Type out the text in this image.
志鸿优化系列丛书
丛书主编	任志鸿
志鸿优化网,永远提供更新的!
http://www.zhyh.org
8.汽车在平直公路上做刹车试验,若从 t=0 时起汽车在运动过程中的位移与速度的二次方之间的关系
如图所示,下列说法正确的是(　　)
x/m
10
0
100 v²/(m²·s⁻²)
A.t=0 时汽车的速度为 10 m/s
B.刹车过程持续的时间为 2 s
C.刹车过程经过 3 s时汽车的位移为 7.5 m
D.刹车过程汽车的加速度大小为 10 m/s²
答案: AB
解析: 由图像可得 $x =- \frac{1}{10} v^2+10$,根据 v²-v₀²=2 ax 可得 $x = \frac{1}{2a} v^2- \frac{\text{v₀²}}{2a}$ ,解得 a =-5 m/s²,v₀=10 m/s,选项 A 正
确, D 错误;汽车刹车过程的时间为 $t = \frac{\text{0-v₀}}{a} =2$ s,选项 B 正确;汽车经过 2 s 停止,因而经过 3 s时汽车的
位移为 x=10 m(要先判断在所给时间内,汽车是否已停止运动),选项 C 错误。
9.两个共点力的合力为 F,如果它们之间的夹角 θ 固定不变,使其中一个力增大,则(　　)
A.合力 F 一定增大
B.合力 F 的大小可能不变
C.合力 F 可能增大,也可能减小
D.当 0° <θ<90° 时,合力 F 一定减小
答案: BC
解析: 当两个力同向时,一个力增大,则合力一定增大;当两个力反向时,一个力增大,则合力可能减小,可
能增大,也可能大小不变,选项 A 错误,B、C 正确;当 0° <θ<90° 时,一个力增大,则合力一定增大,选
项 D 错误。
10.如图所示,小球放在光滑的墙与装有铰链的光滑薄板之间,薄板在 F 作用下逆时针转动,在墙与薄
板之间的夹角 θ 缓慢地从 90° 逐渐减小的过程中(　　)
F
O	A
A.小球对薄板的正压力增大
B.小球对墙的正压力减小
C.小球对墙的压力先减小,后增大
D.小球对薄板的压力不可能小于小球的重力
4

..........

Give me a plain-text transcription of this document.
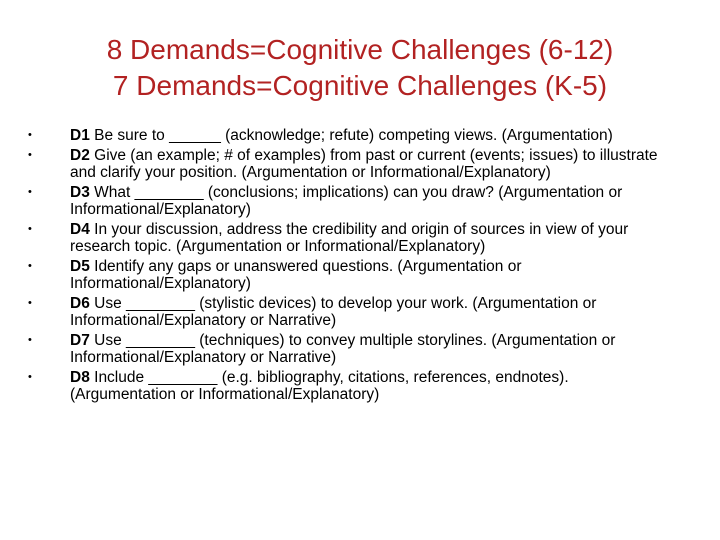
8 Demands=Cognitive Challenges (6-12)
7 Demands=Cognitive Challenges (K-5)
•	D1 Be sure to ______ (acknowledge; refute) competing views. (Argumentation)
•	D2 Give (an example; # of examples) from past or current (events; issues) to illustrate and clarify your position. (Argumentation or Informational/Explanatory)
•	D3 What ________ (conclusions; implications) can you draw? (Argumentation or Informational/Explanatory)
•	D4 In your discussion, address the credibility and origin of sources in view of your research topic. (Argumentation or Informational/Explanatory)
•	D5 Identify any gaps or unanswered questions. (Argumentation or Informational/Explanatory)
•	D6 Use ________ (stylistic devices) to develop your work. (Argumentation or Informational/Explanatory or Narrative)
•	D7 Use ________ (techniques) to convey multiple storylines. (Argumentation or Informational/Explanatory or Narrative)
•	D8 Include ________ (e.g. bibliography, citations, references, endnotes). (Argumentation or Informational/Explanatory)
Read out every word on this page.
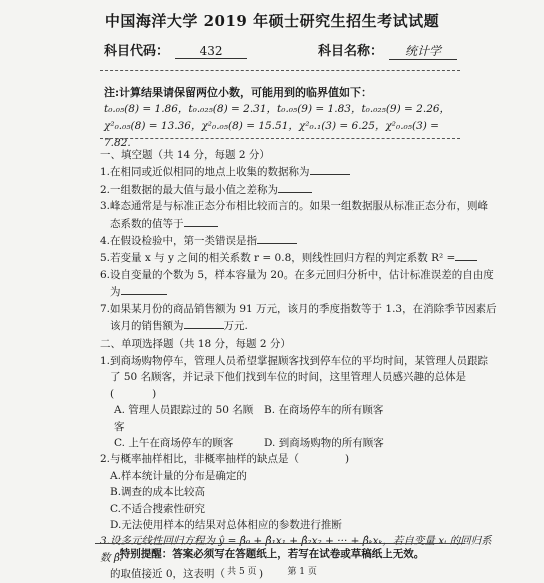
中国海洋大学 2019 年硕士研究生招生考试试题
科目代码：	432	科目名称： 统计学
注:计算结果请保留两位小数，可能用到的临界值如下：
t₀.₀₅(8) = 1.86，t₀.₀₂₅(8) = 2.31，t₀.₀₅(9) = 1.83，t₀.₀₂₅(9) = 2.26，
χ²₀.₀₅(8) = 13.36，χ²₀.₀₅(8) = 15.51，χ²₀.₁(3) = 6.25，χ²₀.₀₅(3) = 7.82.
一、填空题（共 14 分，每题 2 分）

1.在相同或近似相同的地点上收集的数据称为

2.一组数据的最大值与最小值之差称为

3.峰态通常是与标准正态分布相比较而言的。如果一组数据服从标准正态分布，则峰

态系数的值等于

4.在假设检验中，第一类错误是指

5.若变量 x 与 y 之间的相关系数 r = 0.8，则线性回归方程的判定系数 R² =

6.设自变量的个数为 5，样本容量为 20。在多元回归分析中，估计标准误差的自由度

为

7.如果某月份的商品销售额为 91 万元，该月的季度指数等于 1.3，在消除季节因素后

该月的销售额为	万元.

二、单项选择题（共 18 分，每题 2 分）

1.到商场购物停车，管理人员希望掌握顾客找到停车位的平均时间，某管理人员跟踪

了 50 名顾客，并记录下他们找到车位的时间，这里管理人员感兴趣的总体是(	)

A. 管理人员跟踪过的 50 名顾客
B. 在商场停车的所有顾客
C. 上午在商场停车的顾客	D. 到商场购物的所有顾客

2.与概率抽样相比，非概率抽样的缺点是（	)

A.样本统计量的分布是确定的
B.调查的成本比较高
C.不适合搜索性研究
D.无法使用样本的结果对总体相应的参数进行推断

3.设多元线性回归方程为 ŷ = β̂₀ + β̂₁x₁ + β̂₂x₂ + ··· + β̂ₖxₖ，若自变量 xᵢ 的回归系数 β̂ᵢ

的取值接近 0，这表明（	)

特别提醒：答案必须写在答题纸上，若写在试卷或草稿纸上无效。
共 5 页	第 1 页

..........

What the task requires = Gather from the data above every line with the string "Demands".

Solution to this exercise =
8 Demands=Cognitive Challenges (6-12)
7 Demands=Cognitive Challenges (K-5)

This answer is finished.